PROMPT: Go through the data below. List every line that holds the word "laisser".

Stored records
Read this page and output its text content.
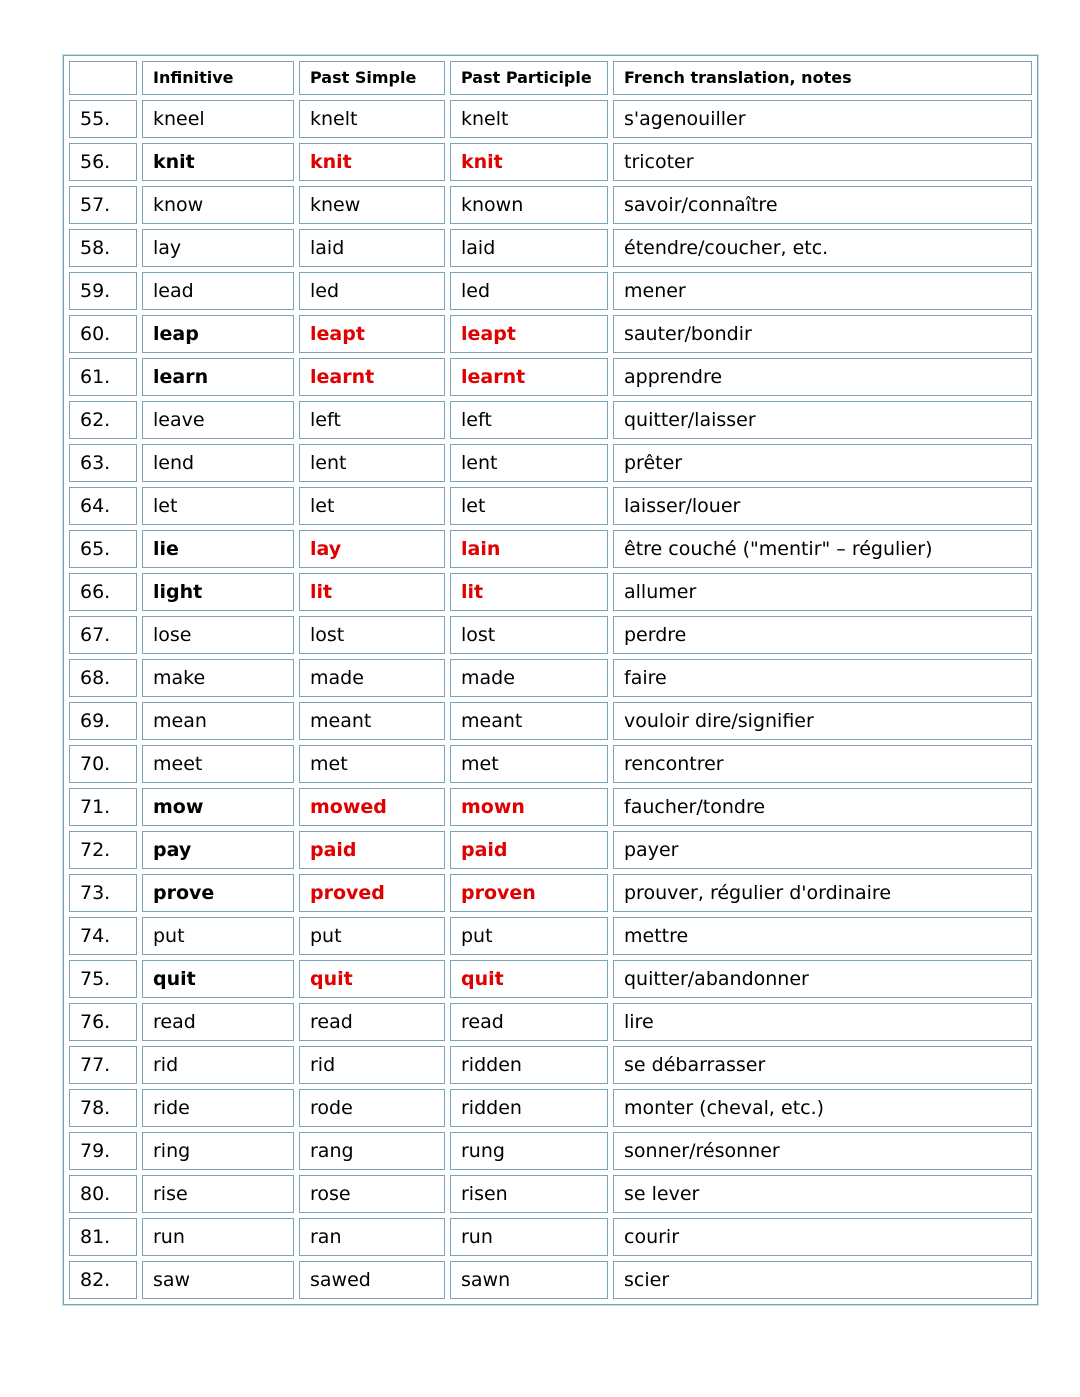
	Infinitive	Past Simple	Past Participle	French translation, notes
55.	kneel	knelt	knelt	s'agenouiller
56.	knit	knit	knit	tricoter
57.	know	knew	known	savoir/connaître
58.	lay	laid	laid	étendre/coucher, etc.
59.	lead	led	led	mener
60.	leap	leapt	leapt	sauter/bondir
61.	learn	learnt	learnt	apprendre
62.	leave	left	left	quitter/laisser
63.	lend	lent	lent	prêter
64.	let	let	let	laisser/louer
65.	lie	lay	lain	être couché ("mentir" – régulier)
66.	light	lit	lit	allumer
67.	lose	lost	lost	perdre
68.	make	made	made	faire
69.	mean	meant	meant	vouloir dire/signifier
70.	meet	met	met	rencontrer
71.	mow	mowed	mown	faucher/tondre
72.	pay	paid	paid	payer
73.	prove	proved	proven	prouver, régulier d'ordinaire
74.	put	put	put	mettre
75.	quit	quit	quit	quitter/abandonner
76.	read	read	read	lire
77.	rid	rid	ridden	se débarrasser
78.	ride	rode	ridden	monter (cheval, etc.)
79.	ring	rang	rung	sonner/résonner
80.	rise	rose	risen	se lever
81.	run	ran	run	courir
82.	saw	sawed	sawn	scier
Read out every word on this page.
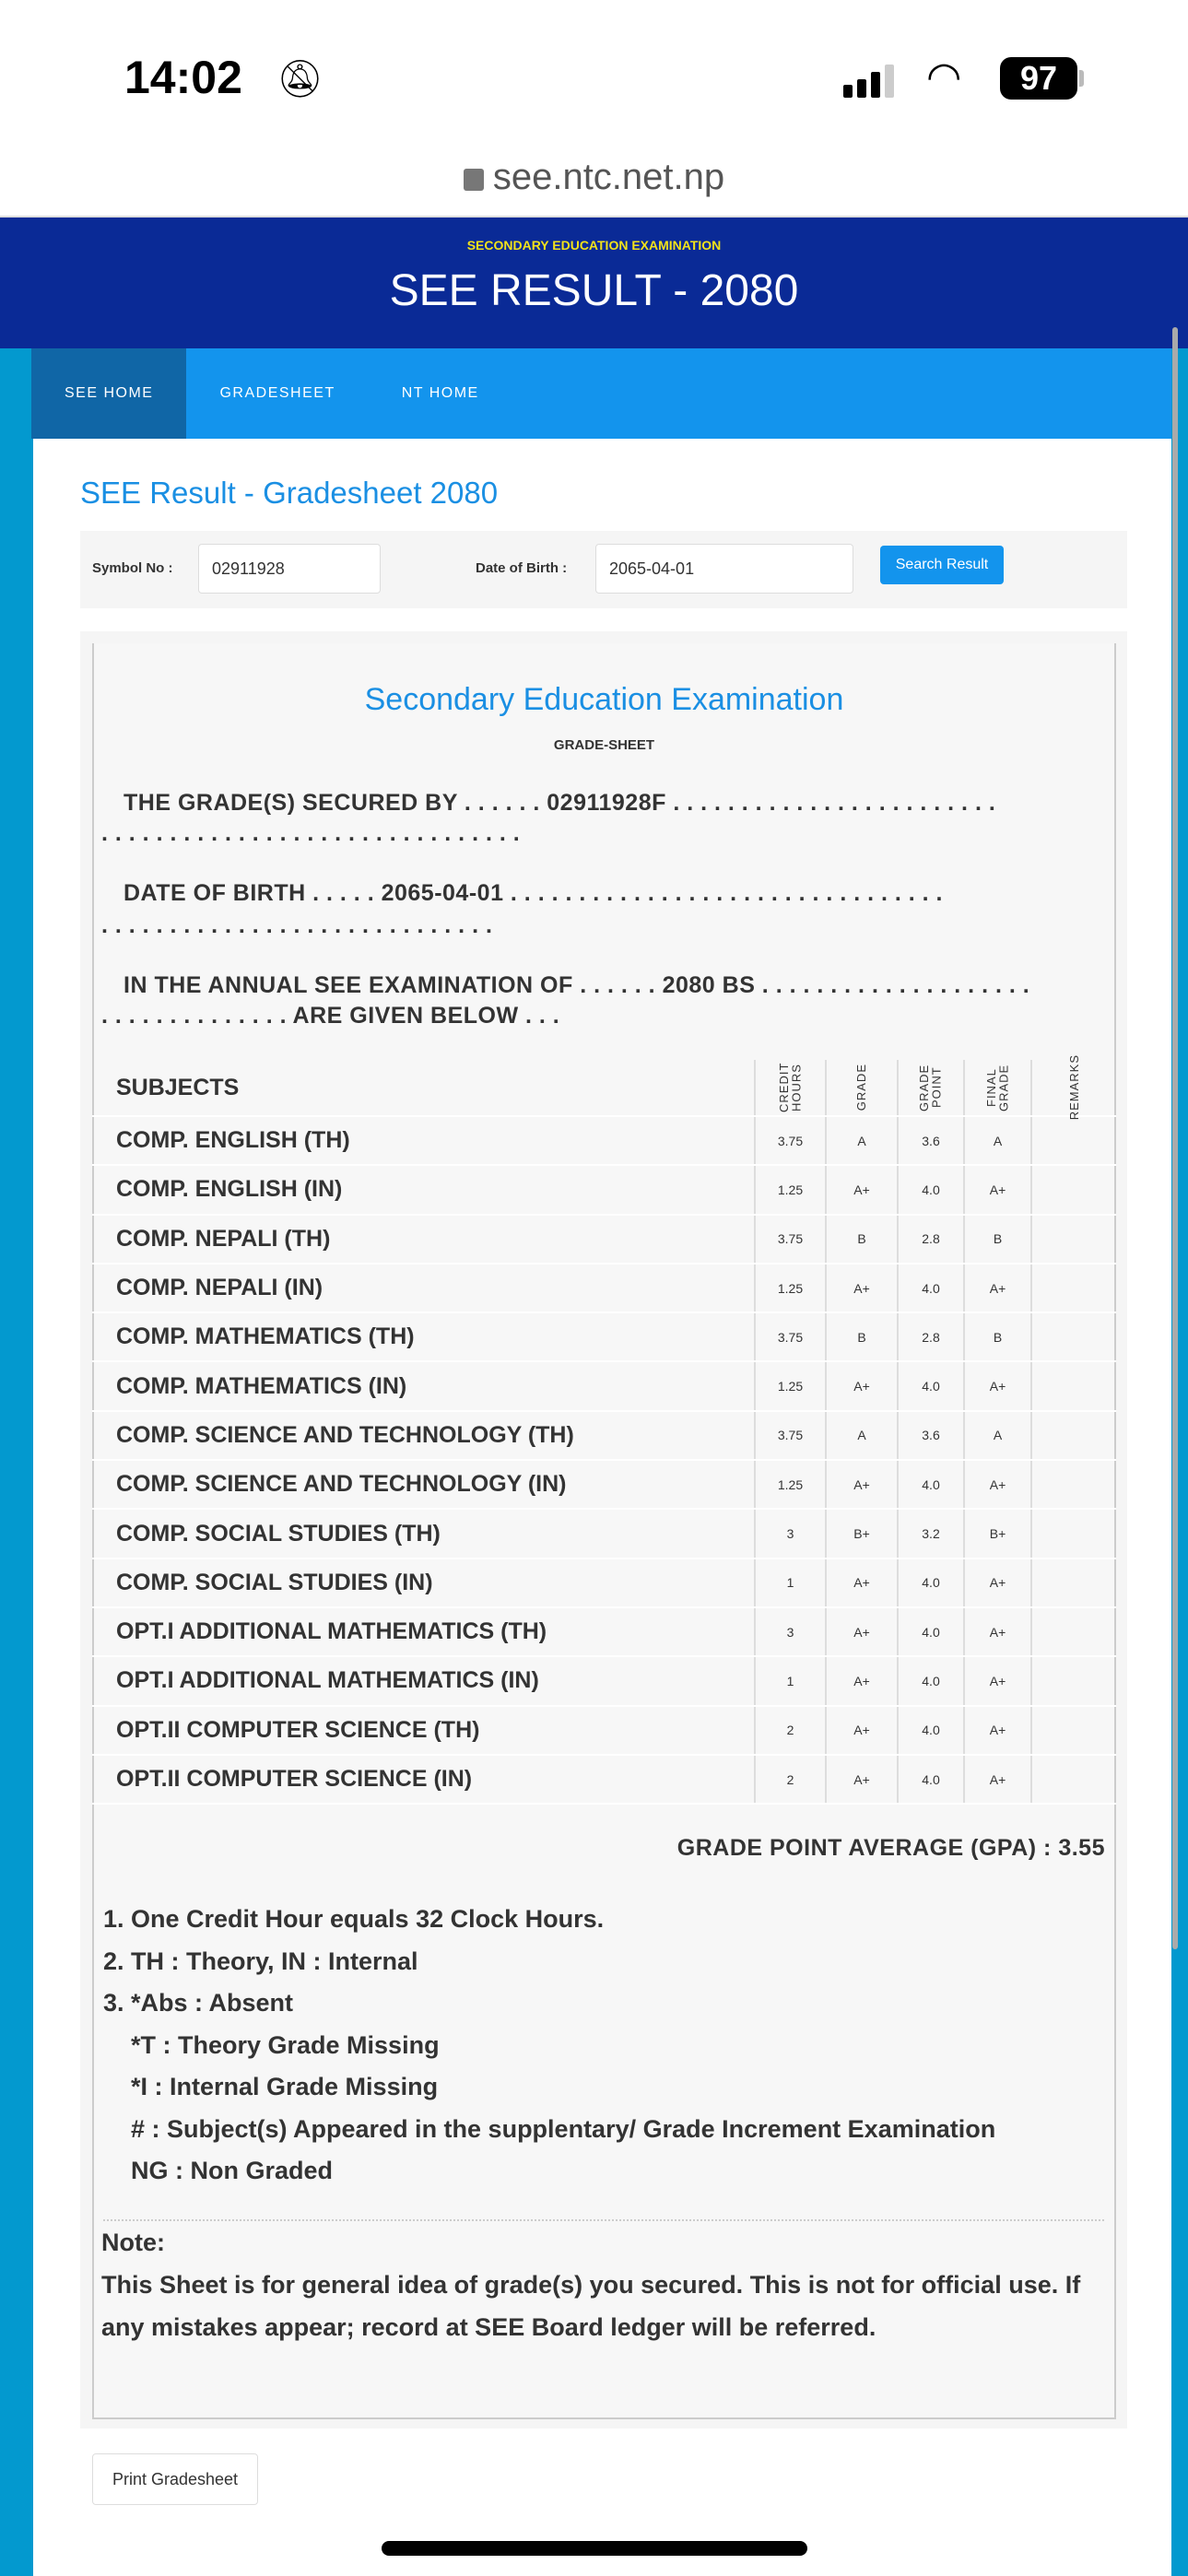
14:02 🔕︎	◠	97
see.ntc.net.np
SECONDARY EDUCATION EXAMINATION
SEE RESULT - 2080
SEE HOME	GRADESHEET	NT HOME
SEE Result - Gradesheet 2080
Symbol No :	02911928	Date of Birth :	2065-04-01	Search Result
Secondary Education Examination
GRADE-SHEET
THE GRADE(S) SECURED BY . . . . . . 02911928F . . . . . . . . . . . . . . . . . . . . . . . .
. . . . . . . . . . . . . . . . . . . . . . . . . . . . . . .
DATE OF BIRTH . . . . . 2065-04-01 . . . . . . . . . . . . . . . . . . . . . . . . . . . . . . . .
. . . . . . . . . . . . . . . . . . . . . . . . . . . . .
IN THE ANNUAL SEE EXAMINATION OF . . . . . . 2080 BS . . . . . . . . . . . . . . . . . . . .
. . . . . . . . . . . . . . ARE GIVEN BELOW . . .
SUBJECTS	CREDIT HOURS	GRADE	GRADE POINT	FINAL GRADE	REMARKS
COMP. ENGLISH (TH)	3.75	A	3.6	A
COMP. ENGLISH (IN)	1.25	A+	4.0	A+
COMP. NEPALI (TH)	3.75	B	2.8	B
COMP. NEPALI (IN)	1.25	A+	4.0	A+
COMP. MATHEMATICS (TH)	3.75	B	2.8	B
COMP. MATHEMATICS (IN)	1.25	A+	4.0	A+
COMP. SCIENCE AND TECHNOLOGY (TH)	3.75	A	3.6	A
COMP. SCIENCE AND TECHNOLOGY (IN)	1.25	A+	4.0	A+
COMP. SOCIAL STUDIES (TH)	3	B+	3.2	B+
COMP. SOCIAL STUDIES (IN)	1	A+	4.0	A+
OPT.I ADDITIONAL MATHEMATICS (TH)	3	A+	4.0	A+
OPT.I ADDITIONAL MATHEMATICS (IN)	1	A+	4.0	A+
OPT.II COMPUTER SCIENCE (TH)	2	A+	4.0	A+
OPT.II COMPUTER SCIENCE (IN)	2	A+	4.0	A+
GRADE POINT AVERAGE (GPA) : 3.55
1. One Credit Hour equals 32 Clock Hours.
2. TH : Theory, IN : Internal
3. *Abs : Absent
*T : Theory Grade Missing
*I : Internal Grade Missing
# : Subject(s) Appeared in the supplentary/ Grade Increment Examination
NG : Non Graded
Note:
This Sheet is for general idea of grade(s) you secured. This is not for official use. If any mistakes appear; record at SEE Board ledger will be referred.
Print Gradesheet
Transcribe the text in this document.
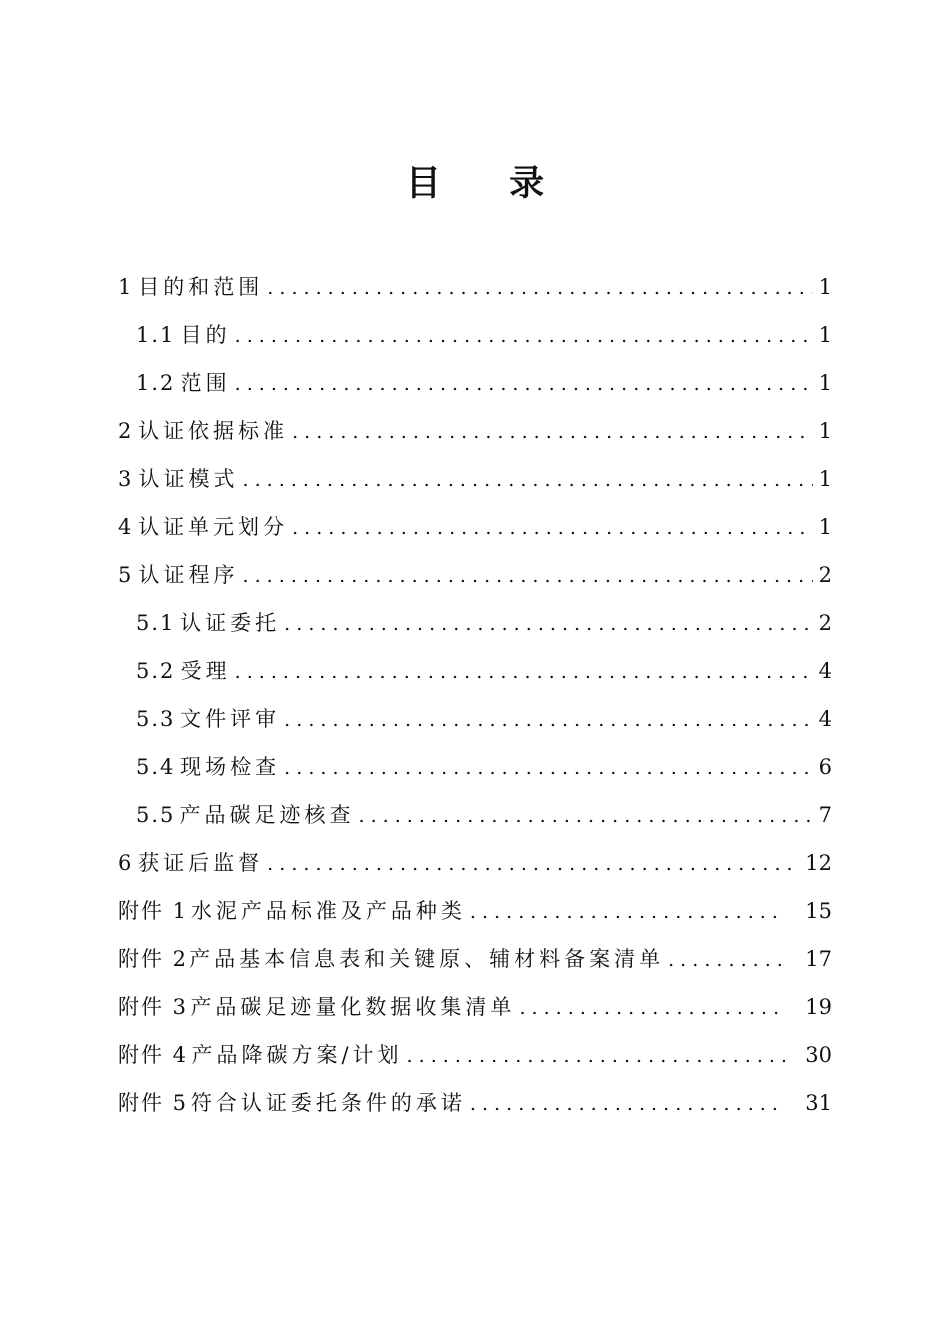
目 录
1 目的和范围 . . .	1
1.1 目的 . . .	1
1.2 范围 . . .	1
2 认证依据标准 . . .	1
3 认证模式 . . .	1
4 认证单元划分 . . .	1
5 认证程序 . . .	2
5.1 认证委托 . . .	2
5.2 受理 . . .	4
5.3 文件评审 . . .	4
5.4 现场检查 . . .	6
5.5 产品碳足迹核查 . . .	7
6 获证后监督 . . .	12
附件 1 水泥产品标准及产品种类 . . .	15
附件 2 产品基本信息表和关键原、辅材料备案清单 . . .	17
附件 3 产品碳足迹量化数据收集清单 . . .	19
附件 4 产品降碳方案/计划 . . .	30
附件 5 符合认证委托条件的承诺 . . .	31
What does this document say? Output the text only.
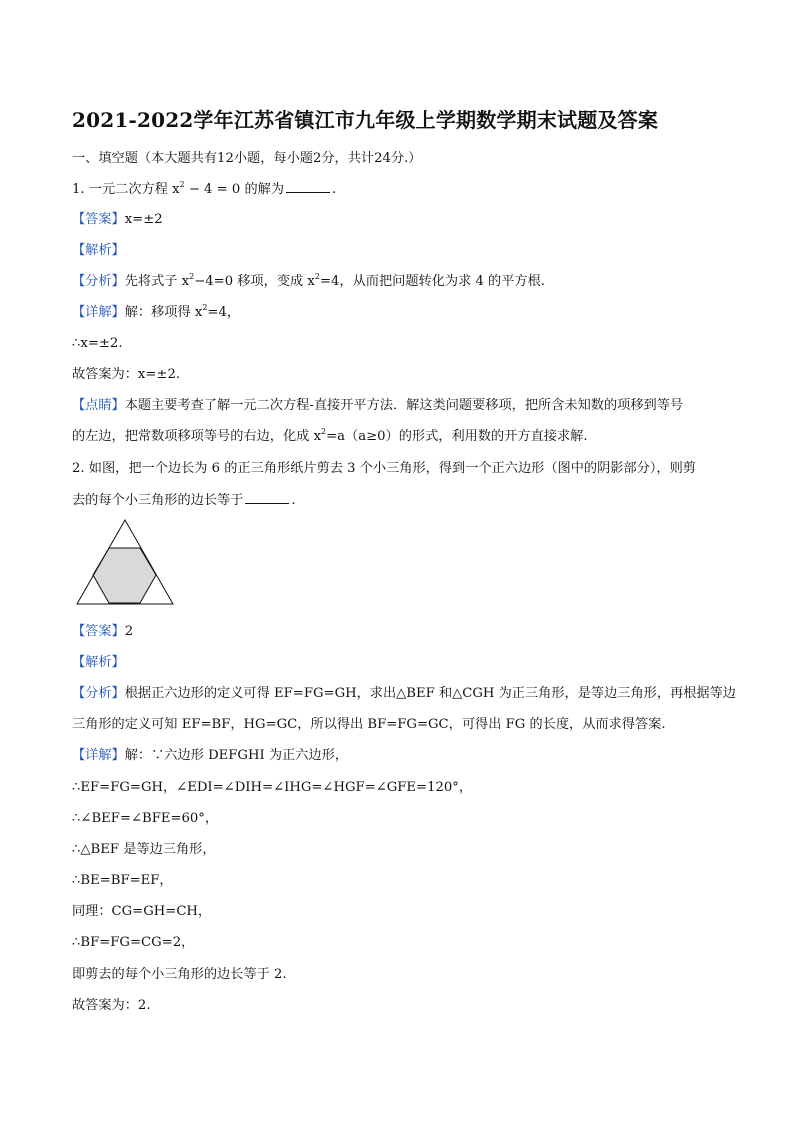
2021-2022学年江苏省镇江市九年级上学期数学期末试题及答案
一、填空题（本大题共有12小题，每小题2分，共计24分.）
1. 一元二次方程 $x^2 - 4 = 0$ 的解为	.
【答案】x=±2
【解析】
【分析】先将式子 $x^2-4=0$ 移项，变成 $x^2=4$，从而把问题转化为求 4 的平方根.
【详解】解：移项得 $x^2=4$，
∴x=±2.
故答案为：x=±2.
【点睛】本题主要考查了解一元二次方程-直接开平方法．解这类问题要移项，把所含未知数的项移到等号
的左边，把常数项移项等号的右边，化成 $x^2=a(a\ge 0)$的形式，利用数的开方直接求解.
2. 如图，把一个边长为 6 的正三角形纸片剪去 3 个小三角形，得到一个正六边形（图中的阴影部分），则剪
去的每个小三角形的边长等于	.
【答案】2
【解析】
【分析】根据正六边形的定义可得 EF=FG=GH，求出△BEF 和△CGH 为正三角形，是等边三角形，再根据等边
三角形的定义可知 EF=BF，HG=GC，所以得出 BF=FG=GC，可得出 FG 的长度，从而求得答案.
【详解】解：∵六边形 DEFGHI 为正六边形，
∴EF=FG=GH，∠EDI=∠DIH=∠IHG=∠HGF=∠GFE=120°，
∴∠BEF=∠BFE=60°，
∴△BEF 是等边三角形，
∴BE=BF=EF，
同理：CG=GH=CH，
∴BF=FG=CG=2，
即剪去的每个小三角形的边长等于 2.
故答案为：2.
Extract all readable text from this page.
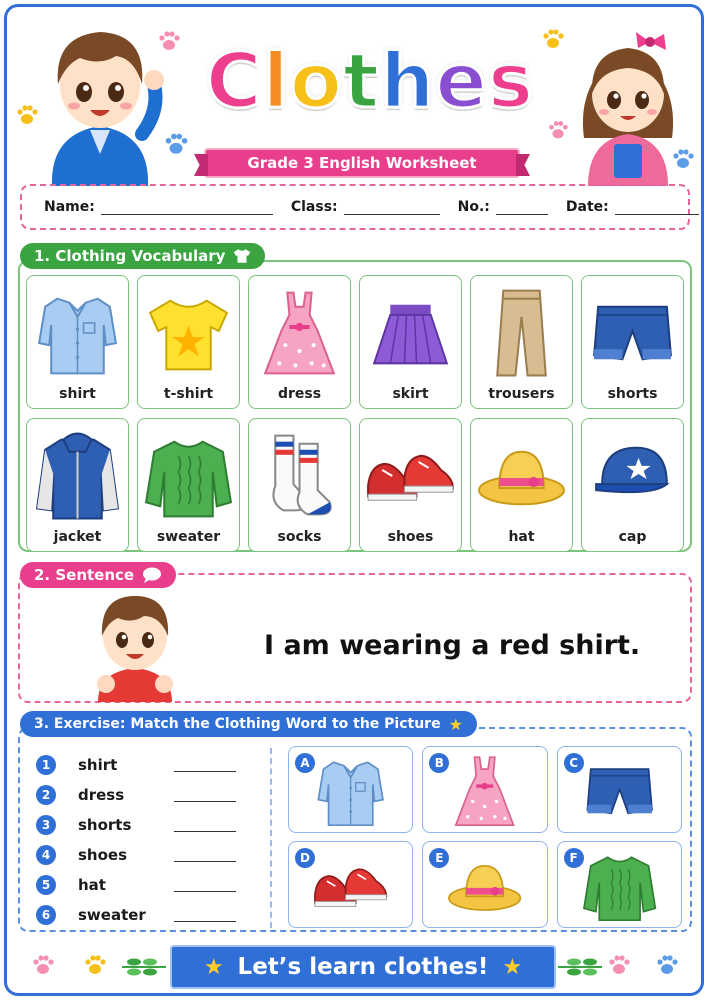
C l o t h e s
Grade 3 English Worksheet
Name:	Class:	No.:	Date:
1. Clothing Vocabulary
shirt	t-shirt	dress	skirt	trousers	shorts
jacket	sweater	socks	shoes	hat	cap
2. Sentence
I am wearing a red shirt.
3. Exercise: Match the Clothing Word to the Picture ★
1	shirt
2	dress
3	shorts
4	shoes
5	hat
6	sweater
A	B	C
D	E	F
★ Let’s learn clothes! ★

THE COMPLETED TASK:
62.	leave	left	left	quitter/laisser
64.	let	let	let	laisser/louer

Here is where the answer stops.